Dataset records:

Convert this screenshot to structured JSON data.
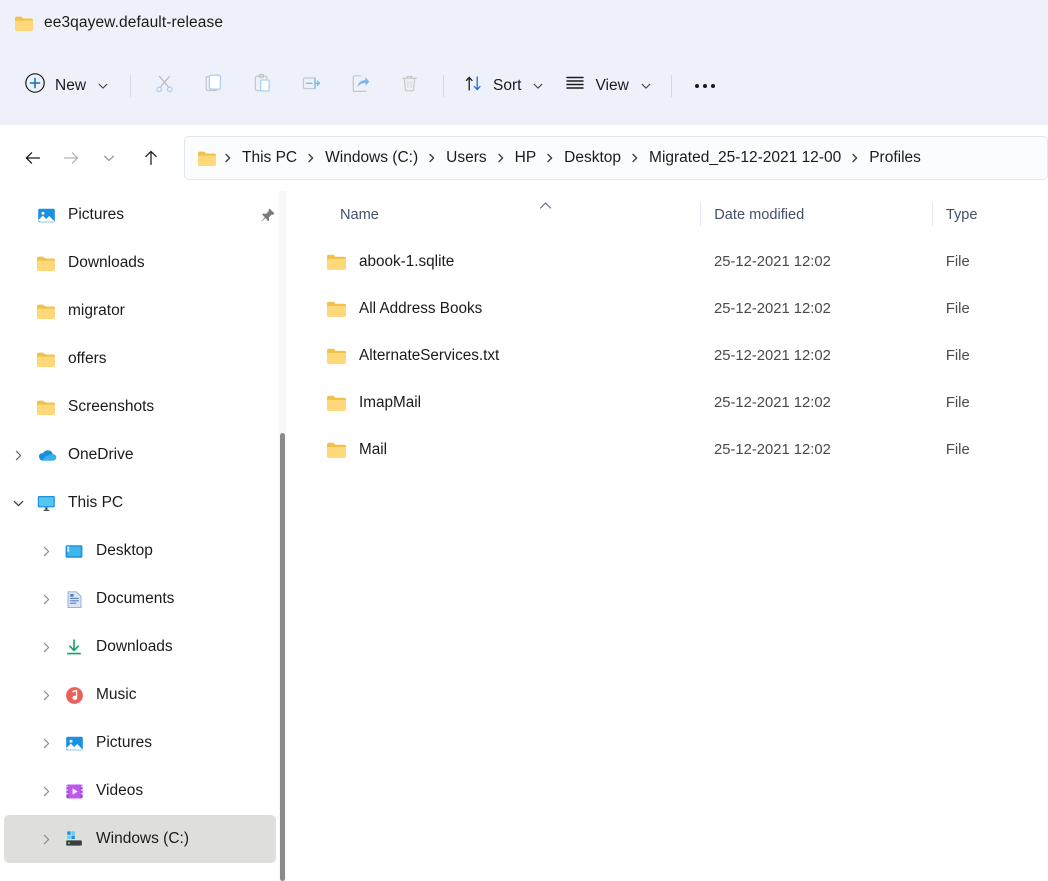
{
  "window": {
    "title": "ee3qayew.default-release",
    "title_icon": "folder-icon"
  },
  "toolbar": {
    "new_label": "New",
    "new_icon": "plus-circle-icon",
    "new_chevron_icon": "chevron-down-icon",
    "cut_icon": "scissors-icon",
    "copy_icon": "copy-icon",
    "paste_icon": "clipboard-icon",
    "rename_icon": "rename-icon",
    "share_icon": "share-icon",
    "delete_icon": "trash-icon",
    "sort_label": "Sort",
    "sort_icon": "sort-arrows-icon",
    "sort_chevron_icon": "chevron-down-icon",
    "view_label": "View",
    "view_icon": "view-lines-icon",
    "view_chevron_icon": "chevron-down-icon",
    "more_label": "See more",
    "more_icon": "ellipsis-icon",
    "accent_color": "#0f6cbd",
    "disabled_color": "#bcd8f0"
  },
  "navigation": {
    "back_icon": "arrow-left-icon",
    "forward_icon": "arrow-right-icon",
    "recent_icon": "chevron-down-icon",
    "up_icon": "arrow-up-icon",
    "address_icon": "folder-icon",
    "breadcrumbs": [
      "This PC",
      "Windows (C:)",
      "Users",
      "HP",
      "Desktop",
      "Migrated_25-12-2021 12-00",
      "Profiles"
    ],
    "separator": "›"
  },
  "sidebar": {
    "scroll_thumb_top_pct": 35,
    "scroll_thumb_height_pct": 65,
    "items": [
      {
        "label": "Pictures",
        "icon": "pictures-icon",
        "expander": "none",
        "indent": 1,
        "pinned": true,
        "selected": false
      },
      {
        "label": "Downloads",
        "icon": "folder-icon",
        "expander": "none",
        "indent": 1,
        "pinned": false,
        "selected": false
      },
      {
        "label": "migrator",
        "icon": "folder-icon",
        "expander": "none",
        "indent": 1,
        "pinned": false,
        "selected": false
      },
      {
        "label": "offers",
        "icon": "folder-icon",
        "expander": "none",
        "indent": 1,
        "pinned": false,
        "selected": false
      },
      {
        "label": "Screenshots",
        "icon": "folder-icon",
        "expander": "none",
        "indent": 1,
        "pinned": false,
        "selected": false
      },
      {
        "label": "OneDrive",
        "icon": "onedrive-icon",
        "expander": "collapsed",
        "indent": 0,
        "pinned": false,
        "selected": false
      },
      {
        "label": "This PC",
        "icon": "thispc-icon",
        "expander": "expanded",
        "indent": 0,
        "pinned": false,
        "selected": false
      },
      {
        "label": "Desktop",
        "icon": "desktop-icon",
        "expander": "collapsed",
        "indent": 1,
        "pinned": false,
        "selected": false
      },
      {
        "label": "Documents",
        "icon": "documents-icon",
        "expander": "collapsed",
        "indent": 1,
        "pinned": false,
        "selected": false
      },
      {
        "label": "Downloads",
        "icon": "download-icon",
        "expander": "collapsed",
        "indent": 1,
        "pinned": false,
        "selected": false
      },
      {
        "label": "Music",
        "icon": "music-icon",
        "expander": "collapsed",
        "indent": 1,
        "pinned": false,
        "selected": false
      },
      {
        "label": "Pictures",
        "icon": "pictures-icon",
        "expander": "collapsed",
        "indent": 1,
        "pinned": false,
        "selected": false
      },
      {
        "label": "Videos",
        "icon": "videos-icon",
        "expander": "collapsed",
        "indent": 1,
        "pinned": false,
        "selected": false
      },
      {
        "label": "Windows (C:)",
        "icon": "drive-icon",
        "expander": "collapsed",
        "indent": 1,
        "pinned": false,
        "selected": true
      }
    ]
  },
  "filelist": {
    "columns": [
      {
        "key": "name",
        "label": "Name",
        "sorted": "asc"
      },
      {
        "key": "date",
        "label": "Date modified",
        "sorted": "none"
      },
      {
        "key": "type",
        "label": "Type",
        "sorted": "none"
      }
    ],
    "sort_caret_icon": "chevron-up-icon",
    "rows": [
      {
        "name": "abook-1.sqlite",
        "date": "25-12-2021 12:02",
        "type": "File",
        "icon": "folder-icon"
      },
      {
        "name": "All Address Books",
        "date": "25-12-2021 12:02",
        "type": "File",
        "icon": "folder-icon"
      },
      {
        "name": "AlternateServices.txt",
        "date": "25-12-2021 12:02",
        "type": "File",
        "icon": "folder-icon"
      },
      {
        "name": "ImapMail",
        "date": "25-12-2021 12:02",
        "type": "File",
        "icon": "folder-icon"
      },
      {
        "name": "Mail",
        "date": "25-12-2021 12:02",
        "type": "File",
        "icon": "folder-icon"
      }
    ]
  }
}
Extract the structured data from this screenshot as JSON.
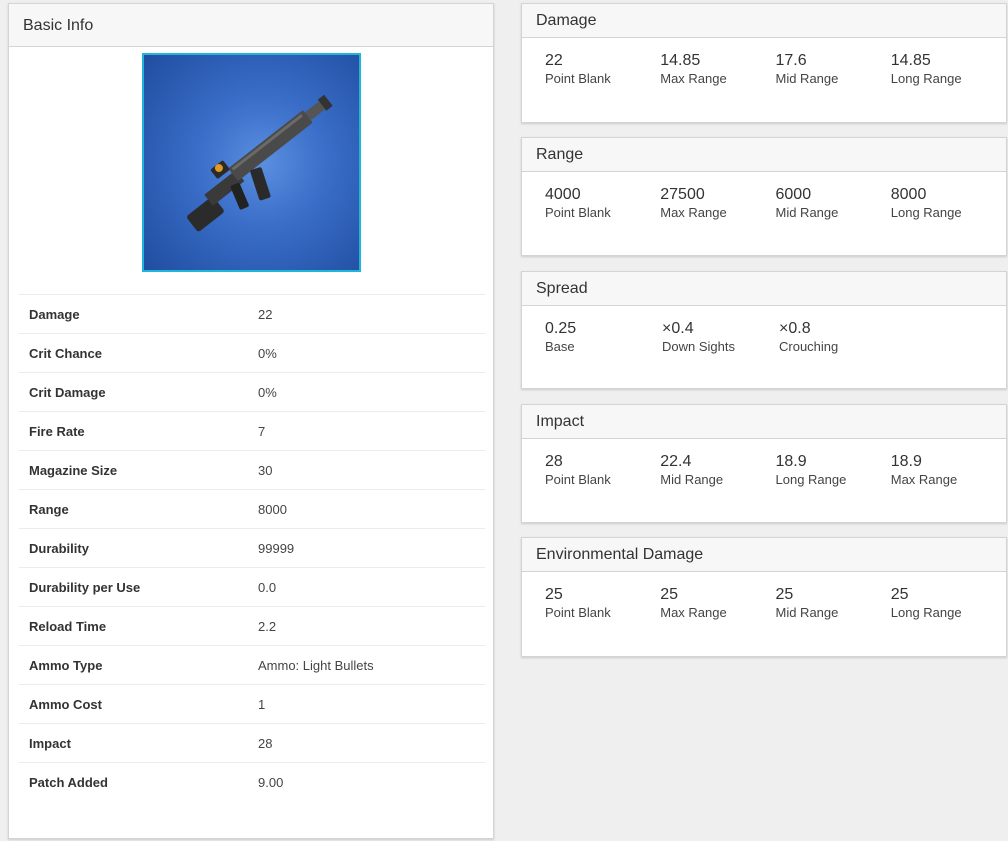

◆ Task objective
Restate each of the entries above word for word and skip every image.

◆ Answer to the exercise
Convert this screenshot to structured JSON data.
{
  "window": {
    "title": "ee3qayew.default-release",
    "title_icon": "folder-icon"
  },
  "toolbar": {
    "new_label": "New",
    "new_icon": "plus-circle-icon",
    "new_chevron_icon": "chevron-down-icon",
    "cut_icon": "scissors-icon",
    "copy_icon": "copy-icon",
    "paste_icon": "clipboard-icon",
    "rename_icon": "rename-icon",
    "share_icon": "share-icon",
    "delete_icon": "trash-icon",
    "sort_label": "Sort",
    "sort_icon": "sort-arrows-icon",
    "sort_chevron_icon": "chevron-down-icon",
    "view_label": "View",
    "view_icon": "view-lines-icon",
    "view_chevron_icon": "chevron-down-icon",
    "more_label": "See more",
    "more_icon": "ellipsis-icon",
    "accent_color": "#0f6cbd",
    "disabled_color": "#bcd8f0"
  },
  "navigation": {
    "back_icon": "arrow-left-icon",
    "forward_icon": "arrow-right-icon",
    "recent_icon": "chevron-down-icon",
    "up_icon": "arrow-up-icon",
    "address_icon": "folder-icon",
    "breadcrumbs": [
      "This PC",
      "Windows (C:)",
      "Users",
      "HP",
      "Desktop",
      "Migrated_25-12-2021 12-00",
      "Profiles"
    ],
    "separator": "›"
  },
  "sidebar": {
    "scroll_thumb_top_pct": 35,
    "scroll_thumb_height_pct": 65,
    "items": [
      {
        "label": "Pictures",
        "icon": "pictures-icon",
        "expander": "none",
        "indent": 1,
        "pinned": true,
        "selected": false
      },
      {
        "label": "Downloads",
        "icon": "folder-icon",
        "expander": "none",
        "indent": 1,
        "pinned": false,
        "selected": false
      },
      {
        "label": "migrator",
        "icon": "folder-icon",
        "expander": "none",
        "indent": 1,
        "pinned": false,
        "selected": false
      },
      {
        "label": "offers",
        "icon": "folder-icon",
        "expander": "none",
        "indent": 1,
        "pinned": false,
        "selected": false
      },
      {
        "label": "Screenshots",
        "icon": "folder-icon",
        "expander": "none",
        "indent": 1,
        "pinned": false,
        "selected": false
      },
      {
        "label": "OneDrive",
        "icon": "onedrive-icon",
        "expander": "collapsed",
        "indent": 0,
        "pinned": false,
        "selected": false
      },
      {
        "label": "This PC",
        "icon": "thispc-icon",
        "expander": "expanded",
        "indent": 0,
        "pinned": false,
        "selected": false
      },
      {
        "label": "Desktop",
        "icon": "desktop-icon",
        "expander": "collapsed",
        "indent": 1,
        "pinned": false,
        "selected": false
      },
      {
        "label": "Documents",
        "icon": "documents-icon",
        "expander": "collapsed",
        "indent": 1,
        "pinned": false,
        "selected": false
      },
      {
        "label": "Downloads",
        "icon": "download-icon",
        "expander": "collapsed",
        "indent": 1,
        "pinned": false,
        "selected": false
      },
      {
        "label": "Music",
        "icon": "music-icon",
        "expander": "collapsed",
        "indent": 1,
        "pinned": false,
        "selected": false
      },
      {
        "label": "Pictures",
        "icon": "pictures-icon",
        "expander": "collapsed",
        "indent": 1,
        "pinned": false,
        "selected": false
      },
      {
        "label": "Videos",
        "icon": "videos-icon",
        "expander": "collapsed",
        "indent": 1,
        "pinned": false,
        "selected": false
      },
      {
        "label": "Windows (C:)",
        "icon": "drive-icon",
        "expander": "collapsed",
        "indent": 1,
        "pinned": false,
        "selected": true
      }
    ]
  },
  "filelist": {
    "columns": [
      {
        "key": "name",
        "label": "Name",
        "sorted": "asc"
      },
      {
        "key": "date",
        "label": "Date modified",
        "sorted": "none"
      },
      {
        "key": "type",
        "label": "Type",
        "sorted": "none"
      }
    ],
    "sort_caret_icon": "chevron-up-icon",
    "rows": [
      {
        "name": "abook-1.sqlite",
        "date": "25-12-2021 12:02",
        "type": "File",
        "icon": "folder-icon"
      },
      {
        "name": "All Address Books",
        "date": "25-12-2021 12:02",
        "type": "File",
        "icon": "folder-icon"
      },
      {
        "name": "AlternateServices.txt",
        "date": "25-12-2021 12:02",
        "type": "File",
        "icon": "folder-icon"
      },
      {
        "name": "ImapMail",
        "date": "25-12-2021 12:02",
        "type": "File",
        "icon": "folder-icon"
      },
      {
        "name": "Mail",
        "date": "25-12-2021 12:02",
        "type": "File",
        "icon": "folder-icon"
      }
    ]
  }
}
Extract the structured data from this screenshot as JSON.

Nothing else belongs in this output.